Given instruction:
Reproduce verbatim every line from the one that includes "OCR this image." to the closing line of the entries; omit everything before it.

— START Material to process —

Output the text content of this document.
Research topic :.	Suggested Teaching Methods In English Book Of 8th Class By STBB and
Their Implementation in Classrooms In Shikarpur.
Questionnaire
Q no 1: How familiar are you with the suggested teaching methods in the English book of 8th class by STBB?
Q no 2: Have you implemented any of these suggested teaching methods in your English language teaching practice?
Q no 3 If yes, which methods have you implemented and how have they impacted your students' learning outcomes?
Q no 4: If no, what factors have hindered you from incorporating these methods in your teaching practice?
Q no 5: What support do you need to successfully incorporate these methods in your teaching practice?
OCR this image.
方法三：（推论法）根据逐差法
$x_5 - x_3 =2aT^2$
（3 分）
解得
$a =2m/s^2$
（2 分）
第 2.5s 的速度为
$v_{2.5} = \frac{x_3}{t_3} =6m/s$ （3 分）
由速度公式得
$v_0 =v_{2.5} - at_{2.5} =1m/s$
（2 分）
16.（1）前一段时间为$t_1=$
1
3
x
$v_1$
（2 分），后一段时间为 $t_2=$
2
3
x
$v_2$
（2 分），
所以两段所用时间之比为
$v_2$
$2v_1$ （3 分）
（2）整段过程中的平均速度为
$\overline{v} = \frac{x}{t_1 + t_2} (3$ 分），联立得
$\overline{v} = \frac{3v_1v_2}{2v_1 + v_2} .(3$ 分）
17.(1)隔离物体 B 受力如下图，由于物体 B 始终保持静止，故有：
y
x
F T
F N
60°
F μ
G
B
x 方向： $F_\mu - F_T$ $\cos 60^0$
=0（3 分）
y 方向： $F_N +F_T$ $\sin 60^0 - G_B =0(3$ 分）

— END Material to process —

Solution for this problem:
OCR this image.
方法三：（推论法）根据逐差法
$x_5 - x_3 =2aT^2$
（3 分）
解得
$a =2m/s^2$
（2 分）
第 2.5s 的速度为
$v_{2.5} = \frac{x_3}{t_3} =6m/s$ （3 分）
由速度公式得
$v_0 =v_{2.5} - at_{2.5} =1m/s$
（2 分）
16.（1）前一段时间为$t_1=$
1
3
x
$v_1$
（2 分），后一段时间为 $t_2=$
2
3
x
$v_2$
（2 分），
所以两段所用时间之比为
$v_2$
$2v_1$ （3 分）
（2）整段过程中的平均速度为
$\overline{v} = \frac{x}{t_1 + t_2} (3$ 分），联立得
$\overline{v} = \frac{3v_1v_2}{2v_1 + v_2} .(3$ 分）
17.(1)隔离物体 B 受力如下图，由于物体 B 始终保持静止，故有：
y
x
F T
F N
60°
F μ
G
B
x 方向： $F_\mu - F_T$ $\cos 60^0$
=0（3 分）
y 方向： $F_N +F_T$ $\sin 60^0 - G_B =0(3$ 分）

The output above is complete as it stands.